[[ Source material, beginning ]]

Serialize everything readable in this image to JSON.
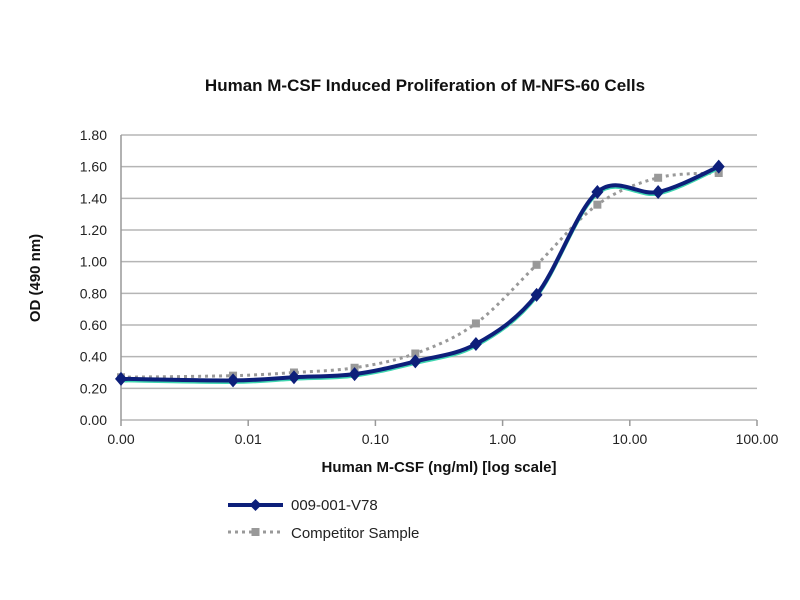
{
  "chart_data": {
    "type": "line",
    "title": "Human M-CSF Induced Proliferation of M-NFS-60 Cells",
    "xlabel": "Human M-CSF (ng/ml) [log scale]",
    "ylabel": "OD (490 nm)",
    "xscale": "log",
    "xlim": [
      0.001,
      100
    ],
    "ylim": [
      0,
      1.8
    ],
    "xticks": [
      "0.00",
      "0.01",
      "0.10",
      "1.00",
      "10.00",
      "100.00"
    ],
    "xtick_values": [
      0.001,
      0.01,
      0.1,
      1,
      10,
      100
    ],
    "yticks": [
      "0.00",
      "0.20",
      "0.40",
      "0.60",
      "0.80",
      "1.00",
      "1.20",
      "1.40",
      "1.60",
      "1.80"
    ],
    "ytick_values": [
      0,
      0.2,
      0.4,
      0.6,
      0.8,
      1.0,
      1.2,
      1.4,
      1.6,
      1.8
    ],
    "grid": "horizontal",
    "legend_position": "bottom-left",
    "x": [
      0.001,
      0.0076,
      0.0229,
      0.0686,
      0.206,
      0.617,
      1.85,
      5.56,
      16.7,
      50
    ],
    "series": [
      {
        "name": "009-001-V78",
        "color": "#0d1f7a",
        "style": "solid",
        "marker": "diamond",
        "values": [
          0.26,
          0.25,
          0.27,
          0.29,
          0.37,
          0.48,
          0.79,
          1.44,
          1.44,
          1.6
        ]
      },
      {
        "name": "Competitor Sample",
        "color": "#999999",
        "style": "dotted",
        "marker": "square",
        "values": [
          0.27,
          0.28,
          0.3,
          0.33,
          0.42,
          0.61,
          0.98,
          1.36,
          1.53,
          1.56
        ]
      }
    ]
  }
}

[[ Source material, end ]]

Report how many lines of the listing hold the word "Human", with nothing but the number.

2